EXERCISE AIM -
Lift out all lines below that contain "經濟收縮".

EXTRACTED INFORMATION -
::::::::

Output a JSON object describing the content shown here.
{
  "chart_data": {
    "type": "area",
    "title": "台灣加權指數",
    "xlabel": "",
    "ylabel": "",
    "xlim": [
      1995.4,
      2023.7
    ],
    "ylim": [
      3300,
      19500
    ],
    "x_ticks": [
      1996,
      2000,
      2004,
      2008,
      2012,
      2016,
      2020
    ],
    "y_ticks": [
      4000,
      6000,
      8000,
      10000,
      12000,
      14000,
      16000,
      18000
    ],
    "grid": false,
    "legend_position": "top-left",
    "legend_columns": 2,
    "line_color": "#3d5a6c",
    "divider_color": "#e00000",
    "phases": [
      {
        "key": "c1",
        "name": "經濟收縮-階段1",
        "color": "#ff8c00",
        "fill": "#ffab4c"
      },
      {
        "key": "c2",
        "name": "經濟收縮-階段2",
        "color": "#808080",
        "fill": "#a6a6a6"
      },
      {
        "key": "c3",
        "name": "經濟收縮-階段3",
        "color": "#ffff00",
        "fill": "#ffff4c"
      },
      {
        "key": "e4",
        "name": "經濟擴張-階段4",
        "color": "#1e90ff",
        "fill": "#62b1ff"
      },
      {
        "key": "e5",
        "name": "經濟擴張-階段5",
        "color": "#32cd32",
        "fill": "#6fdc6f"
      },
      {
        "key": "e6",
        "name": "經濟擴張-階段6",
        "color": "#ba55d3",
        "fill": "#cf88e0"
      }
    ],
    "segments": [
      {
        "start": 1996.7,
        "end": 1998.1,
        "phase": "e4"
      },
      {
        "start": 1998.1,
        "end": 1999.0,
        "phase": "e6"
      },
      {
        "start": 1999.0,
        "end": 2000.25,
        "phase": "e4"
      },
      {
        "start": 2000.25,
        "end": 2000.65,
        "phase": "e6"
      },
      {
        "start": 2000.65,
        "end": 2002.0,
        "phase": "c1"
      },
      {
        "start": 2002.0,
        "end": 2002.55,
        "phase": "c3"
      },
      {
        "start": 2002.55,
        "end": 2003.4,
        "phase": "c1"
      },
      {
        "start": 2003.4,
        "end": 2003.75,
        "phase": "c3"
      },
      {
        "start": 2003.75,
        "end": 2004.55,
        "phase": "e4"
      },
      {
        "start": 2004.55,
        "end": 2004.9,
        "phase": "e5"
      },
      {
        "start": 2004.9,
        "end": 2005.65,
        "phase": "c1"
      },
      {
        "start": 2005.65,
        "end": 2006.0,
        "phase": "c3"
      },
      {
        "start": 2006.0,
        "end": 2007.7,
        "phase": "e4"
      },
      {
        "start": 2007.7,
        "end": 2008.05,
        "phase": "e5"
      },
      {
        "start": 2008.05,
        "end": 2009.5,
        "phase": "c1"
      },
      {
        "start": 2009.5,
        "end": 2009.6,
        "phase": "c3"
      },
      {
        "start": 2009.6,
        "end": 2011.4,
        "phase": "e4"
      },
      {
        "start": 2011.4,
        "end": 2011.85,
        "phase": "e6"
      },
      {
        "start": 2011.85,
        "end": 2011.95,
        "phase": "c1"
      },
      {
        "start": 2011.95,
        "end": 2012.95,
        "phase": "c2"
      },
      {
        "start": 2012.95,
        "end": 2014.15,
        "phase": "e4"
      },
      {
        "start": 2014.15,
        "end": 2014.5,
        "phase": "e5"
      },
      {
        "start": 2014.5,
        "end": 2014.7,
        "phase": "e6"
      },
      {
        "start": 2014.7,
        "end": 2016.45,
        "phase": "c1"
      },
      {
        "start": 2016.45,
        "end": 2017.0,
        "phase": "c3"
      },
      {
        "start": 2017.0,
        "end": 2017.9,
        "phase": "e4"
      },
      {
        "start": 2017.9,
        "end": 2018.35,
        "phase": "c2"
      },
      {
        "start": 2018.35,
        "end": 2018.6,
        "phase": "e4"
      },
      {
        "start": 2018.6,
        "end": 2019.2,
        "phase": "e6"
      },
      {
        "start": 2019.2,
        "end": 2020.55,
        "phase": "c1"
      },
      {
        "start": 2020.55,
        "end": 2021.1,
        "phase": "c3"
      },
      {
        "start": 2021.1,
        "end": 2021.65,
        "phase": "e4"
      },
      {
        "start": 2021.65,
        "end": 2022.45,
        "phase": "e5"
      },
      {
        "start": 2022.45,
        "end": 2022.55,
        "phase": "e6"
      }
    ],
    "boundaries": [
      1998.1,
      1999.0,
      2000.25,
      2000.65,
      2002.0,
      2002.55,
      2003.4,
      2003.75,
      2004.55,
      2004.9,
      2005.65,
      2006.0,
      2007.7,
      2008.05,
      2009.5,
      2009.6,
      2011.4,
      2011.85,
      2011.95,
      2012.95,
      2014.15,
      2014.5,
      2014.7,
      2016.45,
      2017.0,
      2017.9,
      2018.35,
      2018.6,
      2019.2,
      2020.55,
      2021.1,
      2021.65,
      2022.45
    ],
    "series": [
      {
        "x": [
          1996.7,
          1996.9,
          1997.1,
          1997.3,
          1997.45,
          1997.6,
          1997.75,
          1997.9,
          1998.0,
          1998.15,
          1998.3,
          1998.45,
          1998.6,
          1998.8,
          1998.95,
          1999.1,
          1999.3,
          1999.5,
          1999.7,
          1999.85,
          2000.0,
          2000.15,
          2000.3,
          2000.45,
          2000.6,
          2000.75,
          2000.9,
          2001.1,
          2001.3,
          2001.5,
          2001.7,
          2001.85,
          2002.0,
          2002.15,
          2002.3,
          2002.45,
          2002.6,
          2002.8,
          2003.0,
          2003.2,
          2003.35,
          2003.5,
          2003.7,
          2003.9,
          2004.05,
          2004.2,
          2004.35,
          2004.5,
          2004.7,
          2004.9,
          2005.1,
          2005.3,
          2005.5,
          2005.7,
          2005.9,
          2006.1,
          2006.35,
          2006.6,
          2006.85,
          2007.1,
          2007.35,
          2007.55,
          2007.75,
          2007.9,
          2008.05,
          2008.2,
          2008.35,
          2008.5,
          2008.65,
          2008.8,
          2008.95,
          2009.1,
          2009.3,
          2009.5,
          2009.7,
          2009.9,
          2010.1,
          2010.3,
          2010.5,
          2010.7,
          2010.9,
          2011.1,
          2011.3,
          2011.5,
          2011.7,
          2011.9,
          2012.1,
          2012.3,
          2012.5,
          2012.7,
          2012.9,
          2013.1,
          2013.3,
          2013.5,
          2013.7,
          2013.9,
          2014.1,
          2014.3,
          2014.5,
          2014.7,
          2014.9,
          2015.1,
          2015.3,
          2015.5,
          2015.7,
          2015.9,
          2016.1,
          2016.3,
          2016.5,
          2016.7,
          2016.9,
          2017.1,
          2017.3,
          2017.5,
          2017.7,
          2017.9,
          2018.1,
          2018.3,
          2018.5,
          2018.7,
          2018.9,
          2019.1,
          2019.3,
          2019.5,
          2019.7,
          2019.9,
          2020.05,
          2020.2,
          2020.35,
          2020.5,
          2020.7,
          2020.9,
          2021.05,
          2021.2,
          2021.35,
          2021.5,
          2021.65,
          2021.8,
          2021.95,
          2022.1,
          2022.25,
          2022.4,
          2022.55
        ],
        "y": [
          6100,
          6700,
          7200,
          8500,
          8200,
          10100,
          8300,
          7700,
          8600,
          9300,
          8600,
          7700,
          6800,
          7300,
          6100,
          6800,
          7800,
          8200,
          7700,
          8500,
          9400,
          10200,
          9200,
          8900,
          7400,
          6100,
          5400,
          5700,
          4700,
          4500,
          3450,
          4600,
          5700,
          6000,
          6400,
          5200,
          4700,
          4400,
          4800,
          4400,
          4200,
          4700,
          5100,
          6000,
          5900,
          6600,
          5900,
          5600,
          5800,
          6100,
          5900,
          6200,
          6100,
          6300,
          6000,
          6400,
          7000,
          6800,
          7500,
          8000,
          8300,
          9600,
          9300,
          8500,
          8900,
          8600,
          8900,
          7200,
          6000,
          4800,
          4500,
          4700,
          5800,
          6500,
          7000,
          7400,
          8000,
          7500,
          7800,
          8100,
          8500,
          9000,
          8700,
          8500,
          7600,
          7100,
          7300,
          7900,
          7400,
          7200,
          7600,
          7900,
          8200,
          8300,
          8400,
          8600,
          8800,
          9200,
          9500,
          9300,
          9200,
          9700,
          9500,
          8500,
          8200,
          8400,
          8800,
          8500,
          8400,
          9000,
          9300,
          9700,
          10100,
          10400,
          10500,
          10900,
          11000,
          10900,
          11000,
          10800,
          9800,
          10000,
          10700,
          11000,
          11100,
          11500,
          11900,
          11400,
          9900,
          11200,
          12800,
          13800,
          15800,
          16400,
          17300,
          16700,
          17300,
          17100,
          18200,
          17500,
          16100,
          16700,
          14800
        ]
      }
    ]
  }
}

::::::::

SOLUTION BELOW -
        "name": "經濟收縮-階段1",
        "name": "經濟收縮-階段2",
        "name": "經濟收縮-階段3",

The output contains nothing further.